Copy each entry as it stands, leaving nothing out.

%%

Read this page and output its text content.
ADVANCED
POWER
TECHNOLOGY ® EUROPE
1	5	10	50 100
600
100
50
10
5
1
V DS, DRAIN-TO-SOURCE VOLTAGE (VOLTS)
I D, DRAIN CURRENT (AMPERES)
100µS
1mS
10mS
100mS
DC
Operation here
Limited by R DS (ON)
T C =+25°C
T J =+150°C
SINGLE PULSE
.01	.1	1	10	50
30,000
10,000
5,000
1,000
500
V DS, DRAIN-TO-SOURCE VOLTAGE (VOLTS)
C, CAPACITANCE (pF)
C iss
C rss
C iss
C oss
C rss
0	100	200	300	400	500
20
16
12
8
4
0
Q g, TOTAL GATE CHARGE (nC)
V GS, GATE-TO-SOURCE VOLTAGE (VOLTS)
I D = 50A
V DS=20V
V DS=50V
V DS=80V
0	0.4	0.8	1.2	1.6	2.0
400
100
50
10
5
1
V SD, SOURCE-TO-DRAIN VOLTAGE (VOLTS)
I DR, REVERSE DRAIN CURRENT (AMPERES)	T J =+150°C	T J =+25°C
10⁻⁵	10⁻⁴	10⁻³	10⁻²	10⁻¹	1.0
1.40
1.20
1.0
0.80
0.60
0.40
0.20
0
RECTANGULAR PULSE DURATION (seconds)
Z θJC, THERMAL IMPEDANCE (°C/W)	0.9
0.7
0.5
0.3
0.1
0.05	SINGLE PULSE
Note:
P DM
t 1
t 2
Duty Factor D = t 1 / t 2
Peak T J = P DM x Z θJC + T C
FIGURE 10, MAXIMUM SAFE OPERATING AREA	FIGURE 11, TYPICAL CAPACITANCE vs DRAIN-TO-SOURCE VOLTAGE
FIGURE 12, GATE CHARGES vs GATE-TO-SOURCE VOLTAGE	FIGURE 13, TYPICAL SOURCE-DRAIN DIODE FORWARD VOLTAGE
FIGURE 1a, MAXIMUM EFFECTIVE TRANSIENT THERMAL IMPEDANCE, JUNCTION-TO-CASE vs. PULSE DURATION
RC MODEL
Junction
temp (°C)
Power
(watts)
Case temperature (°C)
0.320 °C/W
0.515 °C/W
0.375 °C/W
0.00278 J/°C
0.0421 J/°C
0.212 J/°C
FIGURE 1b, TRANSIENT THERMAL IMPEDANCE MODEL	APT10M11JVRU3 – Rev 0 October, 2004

%%

| Result of the task |
Read this page and output its text content.
ADVANCED
POWER
TECHNOLOGY ® EUROPE
1	5	10	50 100
600
100
50
10
5
1
V DS, DRAIN-TO-SOURCE VOLTAGE (VOLTS)
I D, DRAIN CURRENT (AMPERES)
100µS
1mS
10mS
100mS
DC
Operation here
Limited by R DS (ON)
T C =+25°C
T J =+150°C
SINGLE PULSE
.01	.1	1	10	50
30,000
10,000
5,000
1,000
500
V DS, DRAIN-TO-SOURCE VOLTAGE (VOLTS)
C, CAPACITANCE (pF)
C iss
C rss
C iss
C oss
C rss
0	100	200	300	400	500
20
16
12
8
4
0
Q g, TOTAL GATE CHARGE (nC)
V GS, GATE-TO-SOURCE VOLTAGE (VOLTS)
I D = 50A
V DS=20V
V DS=50V
V DS=80V
0	0.4	0.8	1.2	1.6	2.0
400
100
50
10
5
1
V SD, SOURCE-TO-DRAIN VOLTAGE (VOLTS)
I DR, REVERSE DRAIN CURRENT (AMPERES)	T J =+150°C	T J =+25°C
10⁻⁵	10⁻⁴	10⁻³	10⁻²	10⁻¹	1.0
1.40
1.20
1.0
0.80
0.60
0.40
0.20
0
RECTANGULAR PULSE DURATION (seconds)
Z θJC, THERMAL IMPEDANCE (°C/W)	0.9
0.7
0.5
0.3
0.1
0.05	SINGLE PULSE
Note:
P DM
t 1
t 2
Duty Factor D = t 1 / t 2
Peak T J = P DM x Z θJC + T C
FIGURE 10, MAXIMUM SAFE OPERATING AREA	FIGURE 11, TYPICAL CAPACITANCE vs DRAIN-TO-SOURCE VOLTAGE
FIGURE 12, GATE CHARGES vs GATE-TO-SOURCE VOLTAGE	FIGURE 13, TYPICAL SOURCE-DRAIN DIODE FORWARD VOLTAGE
FIGURE 1a, MAXIMUM EFFECTIVE TRANSIENT THERMAL IMPEDANCE, JUNCTION-TO-CASE vs. PULSE DURATION
RC MODEL
Junction
temp (°C)
Power
(watts)
Case temperature (°C)
0.320 °C/W
0.515 °C/W
0.375 °C/W
0.00278 J/°C
0.0421 J/°C
0.212 J/°C
FIGURE 1b, TRANSIENT THERMAL IMPEDANCE MODEL	APT10M11JVRU3 – Rev 0 October, 2004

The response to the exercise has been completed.